Exercise aim » Your task is to output all the records below, word for word.
** START Data rows **
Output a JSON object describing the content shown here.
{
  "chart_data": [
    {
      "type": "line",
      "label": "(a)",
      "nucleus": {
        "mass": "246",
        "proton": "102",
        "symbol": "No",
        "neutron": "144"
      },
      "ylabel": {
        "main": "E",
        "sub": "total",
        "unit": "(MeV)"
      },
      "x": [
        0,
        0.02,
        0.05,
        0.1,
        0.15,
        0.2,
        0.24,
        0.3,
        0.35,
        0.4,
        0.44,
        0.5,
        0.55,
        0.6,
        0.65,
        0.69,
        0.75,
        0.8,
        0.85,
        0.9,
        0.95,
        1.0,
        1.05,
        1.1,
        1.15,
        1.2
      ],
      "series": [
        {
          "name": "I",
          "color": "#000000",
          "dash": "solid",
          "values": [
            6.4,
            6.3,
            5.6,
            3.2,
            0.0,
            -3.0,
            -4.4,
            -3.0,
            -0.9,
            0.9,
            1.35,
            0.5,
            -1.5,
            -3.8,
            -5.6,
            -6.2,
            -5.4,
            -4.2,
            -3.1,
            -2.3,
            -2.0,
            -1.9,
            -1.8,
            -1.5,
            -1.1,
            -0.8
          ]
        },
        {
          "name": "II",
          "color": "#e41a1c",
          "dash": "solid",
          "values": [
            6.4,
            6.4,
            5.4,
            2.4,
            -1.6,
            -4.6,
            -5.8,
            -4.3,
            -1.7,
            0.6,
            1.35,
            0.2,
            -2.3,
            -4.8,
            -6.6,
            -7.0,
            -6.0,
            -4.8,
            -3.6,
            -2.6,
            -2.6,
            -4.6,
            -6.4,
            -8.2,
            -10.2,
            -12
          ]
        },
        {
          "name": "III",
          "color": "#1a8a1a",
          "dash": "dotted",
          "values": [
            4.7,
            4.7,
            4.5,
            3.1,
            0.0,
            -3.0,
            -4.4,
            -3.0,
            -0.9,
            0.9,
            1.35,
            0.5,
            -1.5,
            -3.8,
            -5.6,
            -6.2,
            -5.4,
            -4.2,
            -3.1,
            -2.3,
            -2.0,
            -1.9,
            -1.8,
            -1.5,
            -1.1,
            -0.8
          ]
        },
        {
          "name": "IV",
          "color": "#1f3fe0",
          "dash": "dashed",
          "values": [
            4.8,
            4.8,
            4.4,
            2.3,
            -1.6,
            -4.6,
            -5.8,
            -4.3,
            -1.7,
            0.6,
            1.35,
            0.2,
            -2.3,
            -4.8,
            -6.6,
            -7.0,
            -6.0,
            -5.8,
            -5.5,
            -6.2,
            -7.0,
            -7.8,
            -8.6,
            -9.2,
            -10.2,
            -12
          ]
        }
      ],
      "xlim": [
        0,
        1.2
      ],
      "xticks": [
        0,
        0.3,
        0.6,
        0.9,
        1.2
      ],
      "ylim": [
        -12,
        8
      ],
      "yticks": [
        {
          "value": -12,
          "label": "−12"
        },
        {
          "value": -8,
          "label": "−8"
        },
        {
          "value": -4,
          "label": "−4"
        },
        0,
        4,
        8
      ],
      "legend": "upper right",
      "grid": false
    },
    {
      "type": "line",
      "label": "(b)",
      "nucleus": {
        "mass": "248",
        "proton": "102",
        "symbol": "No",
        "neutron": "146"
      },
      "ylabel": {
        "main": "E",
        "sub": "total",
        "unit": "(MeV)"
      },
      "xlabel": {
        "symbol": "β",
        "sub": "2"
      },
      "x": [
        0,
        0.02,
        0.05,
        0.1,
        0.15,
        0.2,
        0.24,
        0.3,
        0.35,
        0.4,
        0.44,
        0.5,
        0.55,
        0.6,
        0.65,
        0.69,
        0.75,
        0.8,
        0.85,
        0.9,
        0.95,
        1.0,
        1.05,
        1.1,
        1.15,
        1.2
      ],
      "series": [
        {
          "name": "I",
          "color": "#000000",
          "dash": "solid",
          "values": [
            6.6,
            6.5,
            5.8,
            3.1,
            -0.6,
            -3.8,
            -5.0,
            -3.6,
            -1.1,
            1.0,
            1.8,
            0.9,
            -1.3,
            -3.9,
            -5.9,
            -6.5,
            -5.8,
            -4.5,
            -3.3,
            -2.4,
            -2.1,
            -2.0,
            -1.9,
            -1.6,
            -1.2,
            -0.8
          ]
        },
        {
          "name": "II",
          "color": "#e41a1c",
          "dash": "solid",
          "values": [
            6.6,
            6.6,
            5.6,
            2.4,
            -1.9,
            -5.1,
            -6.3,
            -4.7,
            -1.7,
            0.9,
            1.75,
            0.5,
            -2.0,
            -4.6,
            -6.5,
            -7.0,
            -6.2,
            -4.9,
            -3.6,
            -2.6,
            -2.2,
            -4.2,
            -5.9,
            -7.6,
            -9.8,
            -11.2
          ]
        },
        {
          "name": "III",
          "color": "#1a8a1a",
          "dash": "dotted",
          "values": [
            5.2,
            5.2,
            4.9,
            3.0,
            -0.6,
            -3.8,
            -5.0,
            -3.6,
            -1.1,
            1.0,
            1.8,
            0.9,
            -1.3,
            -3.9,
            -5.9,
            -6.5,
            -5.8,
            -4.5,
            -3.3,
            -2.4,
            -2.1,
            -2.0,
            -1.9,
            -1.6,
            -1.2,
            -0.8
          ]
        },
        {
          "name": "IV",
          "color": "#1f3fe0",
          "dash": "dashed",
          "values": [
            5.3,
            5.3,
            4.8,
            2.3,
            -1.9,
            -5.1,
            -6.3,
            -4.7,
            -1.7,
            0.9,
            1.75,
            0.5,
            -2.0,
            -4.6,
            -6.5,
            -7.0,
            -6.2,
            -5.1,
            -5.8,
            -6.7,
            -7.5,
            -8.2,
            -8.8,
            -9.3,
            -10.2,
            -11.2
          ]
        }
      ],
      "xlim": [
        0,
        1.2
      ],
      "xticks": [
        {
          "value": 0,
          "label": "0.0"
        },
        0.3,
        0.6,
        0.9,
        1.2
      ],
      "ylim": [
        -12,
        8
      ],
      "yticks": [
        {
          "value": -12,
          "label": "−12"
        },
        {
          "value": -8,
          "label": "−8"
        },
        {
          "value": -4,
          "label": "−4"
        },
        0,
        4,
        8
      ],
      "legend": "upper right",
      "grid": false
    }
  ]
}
** END Data rows **
Task solution »
Output a JSON object describing the content shown here.
{
  "chart_data": [
    {
      "type": "line",
      "label": "(a)",
      "nucleus": {
        "mass": "246",
        "proton": "102",
        "symbol": "No",
        "neutron": "144"
      },
      "ylabel": {
        "main": "E",
        "sub": "total",
        "unit": "(MeV)"
      },
      "x": [
        0,
        0.02,
        0.05,
        0.1,
        0.15,
        0.2,
        0.24,
        0.3,
        0.35,
        0.4,
        0.44,
        0.5,
        0.55,
        0.6,
        0.65,
        0.69,
        0.75,
        0.8,
        0.85,
        0.9,
        0.95,
        1.0,
        1.05,
        1.1,
        1.15,
        1.2
      ],
      "series": [
        {
          "name": "I",
          "color": "#000000",
          "dash": "solid",
          "values": [
            6.4,
            6.3,
            5.6,
            3.2,
            0.0,
            -3.0,
            -4.4,
            -3.0,
            -0.9,
            0.9,
            1.35,
            0.5,
            -1.5,
            -3.8,
            -5.6,
            -6.2,
            -5.4,
            -4.2,
            -3.1,
            -2.3,
            -2.0,
            -1.9,
            -1.8,
            -1.5,
            -1.1,
            -0.8
          ]
        },
        {
          "name": "II",
          "color": "#e41a1c",
          "dash": "solid",
          "values": [
            6.4,
            6.4,
            5.4,
            2.4,
            -1.6,
            -4.6,
            -5.8,
            -4.3,
            -1.7,
            0.6,
            1.35,
            0.2,
            -2.3,
            -4.8,
            -6.6,
            -7.0,
            -6.0,
            -4.8,
            -3.6,
            -2.6,
            -2.6,
            -4.6,
            -6.4,
            -8.2,
            -10.2,
            -12
          ]
        },
        {
          "name": "III",
          "color": "#1a8a1a",
          "dash": "dotted",
          "values": [
            4.7,
            4.7,
            4.5,
            3.1,
            0.0,
            -3.0,
            -4.4,
            -3.0,
            -0.9,
            0.9,
            1.35,
            0.5,
            -1.5,
            -3.8,
            -5.6,
            -6.2,
            -5.4,
            -4.2,
            -3.1,
            -2.3,
            -2.0,
            -1.9,
            -1.8,
            -1.5,
            -1.1,
            -0.8
          ]
        },
        {
          "name": "IV",
          "color": "#1f3fe0",
          "dash": "dashed",
          "values": [
            4.8,
            4.8,
            4.4,
            2.3,
            -1.6,
            -4.6,
            -5.8,
            -4.3,
            -1.7,
            0.6,
            1.35,
            0.2,
            -2.3,
            -4.8,
            -6.6,
            -7.0,
            -6.0,
            -5.8,
            -5.5,
            -6.2,
            -7.0,
            -7.8,
            -8.6,
            -9.2,
            -10.2,
            -12
          ]
        }
      ],
      "xlim": [
        0,
        1.2
      ],
      "xticks": [
        0,
        0.3,
        0.6,
        0.9,
        1.2
      ],
      "ylim": [
        -12,
        8
      ],
      "yticks": [
        {
          "value": -12,
          "label": "−12"
        },
        {
          "value": -8,
          "label": "−8"
        },
        {
          "value": -4,
          "label": "−4"
        },
        0,
        4,
        8
      ],
      "legend": "upper right",
      "grid": false
    },
    {
      "type": "line",
      "label": "(b)",
      "nucleus": {
        "mass": "248",
        "proton": "102",
        "symbol": "No",
        "neutron": "146"
      },
      "ylabel": {
        "main": "E",
        "sub": "total",
        "unit": "(MeV)"
      },
      "xlabel": {
        "symbol": "β",
        "sub": "2"
      },
      "x": [
        0,
        0.02,
        0.05,
        0.1,
        0.15,
        0.2,
        0.24,
        0.3,
        0.35,
        0.4,
        0.44,
        0.5,
        0.55,
        0.6,
        0.65,
        0.69,
        0.75,
        0.8,
        0.85,
        0.9,
        0.95,
        1.0,
        1.05,
        1.1,
        1.15,
        1.2
      ],
      "series": [
        {
          "name": "I",
          "color": "#000000",
          "dash": "solid",
          "values": [
            6.6,
            6.5,
            5.8,
            3.1,
            -0.6,
            -3.8,
            -5.0,
            -3.6,
            -1.1,
            1.0,
            1.8,
            0.9,
            -1.3,
            -3.9,
            -5.9,
            -6.5,
            -5.8,
            -4.5,
            -3.3,
            -2.4,
            -2.1,
            -2.0,
            -1.9,
            -1.6,
            -1.2,
            -0.8
          ]
        },
        {
          "name": "II",
          "color": "#e41a1c",
          "dash": "solid",
          "values": [
            6.6,
            6.6,
            5.6,
            2.4,
            -1.9,
            -5.1,
            -6.3,
            -4.7,
            -1.7,
            0.9,
            1.75,
            0.5,
            -2.0,
            -4.6,
            -6.5,
            -7.0,
            -6.2,
            -4.9,
            -3.6,
            -2.6,
            -2.2,
            -4.2,
            -5.9,
            -7.6,
            -9.8,
            -11.2
          ]
        },
        {
          "name": "III",
          "color": "#1a8a1a",
          "dash": "dotted",
          "values": [
            5.2,
            5.2,
            4.9,
            3.0,
            -0.6,
            -3.8,
            -5.0,
            -3.6,
            -1.1,
            1.0,
            1.8,
            0.9,
            -1.3,
            -3.9,
            -5.9,
            -6.5,
            -5.8,
            -4.5,
            -3.3,
            -2.4,
            -2.1,
            -2.0,
            -1.9,
            -1.6,
            -1.2,
            -0.8
          ]
        },
        {
          "name": "IV",
          "color": "#1f3fe0",
          "dash": "dashed",
          "values": [
            5.3,
            5.3,
            4.8,
            2.3,
            -1.9,
            -5.1,
            -6.3,
            -4.7,
            -1.7,
            0.9,
            1.75,
            0.5,
            -2.0,
            -4.6,
            -6.5,
            -7.0,
            -6.2,
            -5.1,
            -5.8,
            -6.7,
            -7.5,
            -8.2,
            -8.8,
            -9.3,
            -10.2,
            -11.2
          ]
        }
      ],
      "xlim": [
        0,
        1.2
      ],
      "xticks": [
        {
          "value": 0,
          "label": "0.0"
        },
        0.3,
        0.6,
        0.9,
        1.2
      ],
      "ylim": [
        -12,
        8
      ],
      "yticks": [
        {
          "value": -12,
          "label": "−12"
        },
        {
          "value": -8,
          "label": "−8"
        },
        {
          "value": -4,
          "label": "−4"
        },
        0,
        4,
        8
      ],
      "legend": "upper right",
      "grid": false
    }
  ]
}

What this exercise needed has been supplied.